*Instructions for the task*. Scan the records below for lines with the word "zijn", then state how many you find and nothing else.

*Given information*.
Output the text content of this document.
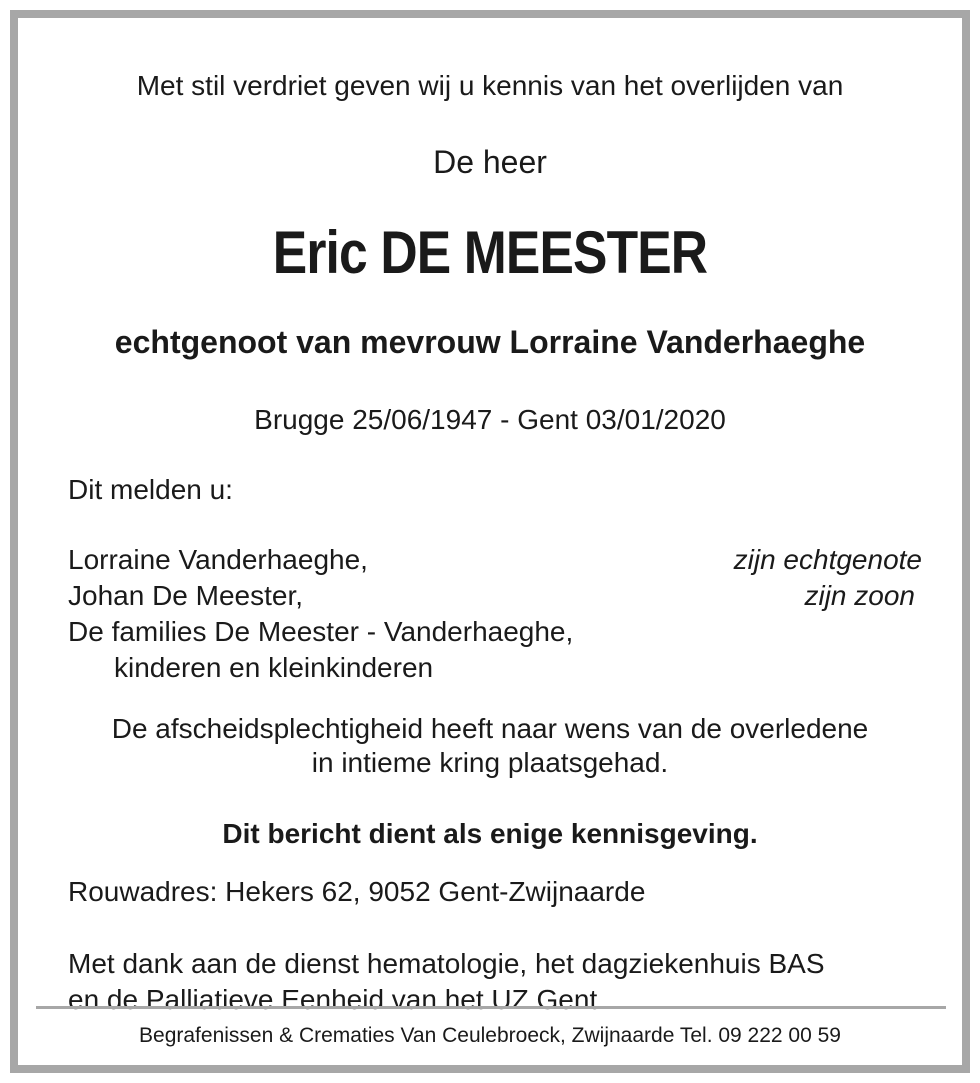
Met stil verdriet geven wij u kennis van het overlijden van
De heer
Eric DE MEESTER
echtgenoot van mevrouw Lorraine Vanderhaeghe
Brugge 25/06/1947 - Gent 03/01/2020
Dit melden u:
Lorraine Vanderhaeghe,	zijn echtgenote
Johan De Meester,	zijn zoon
De families De Meester - Vanderhaeghe,
kinderen en kleinkinderen
De afscheidsplechtigheid heeft naar wens van de overledene
in intieme kring plaatsgehad.
Dit bericht dient als enige kennisgeving.
Rouwadres: Hekers 62, 9052 Gent-Zwijnaarde
Met dank aan de dienst hematologie, het dagziekenhuis BAS
en de Palliatieve Eenheid van het UZ Gent.
Begrafenissen & Crematies Van Ceulebroeck, Zwijnaarde Tel. 09 222 00 59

*Solution for this task*. 2